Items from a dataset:

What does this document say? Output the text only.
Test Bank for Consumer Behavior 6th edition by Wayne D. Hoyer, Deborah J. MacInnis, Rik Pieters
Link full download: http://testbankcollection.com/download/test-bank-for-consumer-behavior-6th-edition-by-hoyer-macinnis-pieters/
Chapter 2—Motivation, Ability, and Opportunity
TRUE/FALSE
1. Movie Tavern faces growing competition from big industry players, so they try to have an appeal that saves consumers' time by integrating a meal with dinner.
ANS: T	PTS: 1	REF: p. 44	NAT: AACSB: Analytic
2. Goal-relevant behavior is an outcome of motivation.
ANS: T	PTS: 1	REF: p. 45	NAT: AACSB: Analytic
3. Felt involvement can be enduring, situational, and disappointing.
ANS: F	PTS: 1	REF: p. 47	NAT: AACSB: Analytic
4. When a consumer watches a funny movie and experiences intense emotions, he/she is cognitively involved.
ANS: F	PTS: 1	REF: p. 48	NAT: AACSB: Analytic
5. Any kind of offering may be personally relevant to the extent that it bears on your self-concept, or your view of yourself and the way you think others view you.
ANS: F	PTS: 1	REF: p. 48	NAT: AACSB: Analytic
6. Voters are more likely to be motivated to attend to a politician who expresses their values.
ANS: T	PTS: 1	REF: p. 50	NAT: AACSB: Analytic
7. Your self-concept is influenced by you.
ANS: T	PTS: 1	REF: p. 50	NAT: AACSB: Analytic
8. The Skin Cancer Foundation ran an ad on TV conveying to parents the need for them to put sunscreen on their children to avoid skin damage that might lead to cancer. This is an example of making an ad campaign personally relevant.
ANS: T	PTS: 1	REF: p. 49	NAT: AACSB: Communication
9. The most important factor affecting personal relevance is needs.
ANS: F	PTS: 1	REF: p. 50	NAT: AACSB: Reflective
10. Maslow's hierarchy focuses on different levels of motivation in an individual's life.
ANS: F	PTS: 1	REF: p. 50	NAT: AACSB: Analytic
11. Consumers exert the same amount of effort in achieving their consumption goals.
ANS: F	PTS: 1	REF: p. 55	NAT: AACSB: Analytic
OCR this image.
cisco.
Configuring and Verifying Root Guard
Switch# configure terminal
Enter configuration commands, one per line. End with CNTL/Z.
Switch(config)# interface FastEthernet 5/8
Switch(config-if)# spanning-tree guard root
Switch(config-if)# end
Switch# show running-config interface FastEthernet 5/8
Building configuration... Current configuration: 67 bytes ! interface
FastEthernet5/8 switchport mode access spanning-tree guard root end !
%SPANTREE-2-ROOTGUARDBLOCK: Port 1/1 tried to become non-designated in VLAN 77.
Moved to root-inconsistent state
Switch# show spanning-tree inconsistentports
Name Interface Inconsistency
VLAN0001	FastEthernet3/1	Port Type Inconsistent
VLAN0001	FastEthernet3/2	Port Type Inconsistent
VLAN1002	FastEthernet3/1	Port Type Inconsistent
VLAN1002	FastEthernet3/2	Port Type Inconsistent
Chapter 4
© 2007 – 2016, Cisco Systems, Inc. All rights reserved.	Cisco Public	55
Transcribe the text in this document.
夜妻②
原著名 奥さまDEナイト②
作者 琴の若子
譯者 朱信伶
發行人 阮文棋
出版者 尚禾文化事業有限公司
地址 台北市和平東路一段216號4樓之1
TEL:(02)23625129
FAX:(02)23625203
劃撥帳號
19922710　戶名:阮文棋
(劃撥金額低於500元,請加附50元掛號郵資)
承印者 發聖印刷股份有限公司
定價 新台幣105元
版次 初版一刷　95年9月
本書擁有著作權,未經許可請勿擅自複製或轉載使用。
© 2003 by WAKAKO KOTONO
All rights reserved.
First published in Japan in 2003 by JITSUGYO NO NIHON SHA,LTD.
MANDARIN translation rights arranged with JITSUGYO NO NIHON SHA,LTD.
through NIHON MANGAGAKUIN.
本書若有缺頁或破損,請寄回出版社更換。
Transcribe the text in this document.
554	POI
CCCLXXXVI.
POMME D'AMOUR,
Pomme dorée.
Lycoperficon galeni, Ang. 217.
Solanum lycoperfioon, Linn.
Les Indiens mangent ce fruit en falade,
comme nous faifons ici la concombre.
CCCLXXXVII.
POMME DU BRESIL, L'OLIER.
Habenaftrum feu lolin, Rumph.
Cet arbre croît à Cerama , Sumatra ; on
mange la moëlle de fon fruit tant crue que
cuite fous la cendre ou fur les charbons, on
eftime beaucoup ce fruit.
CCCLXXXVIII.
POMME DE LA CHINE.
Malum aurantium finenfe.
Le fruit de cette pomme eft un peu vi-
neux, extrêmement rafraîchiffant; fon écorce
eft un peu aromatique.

Description of the task: How many of these lines contain "self"? Write only the number.

Answer to this task: 2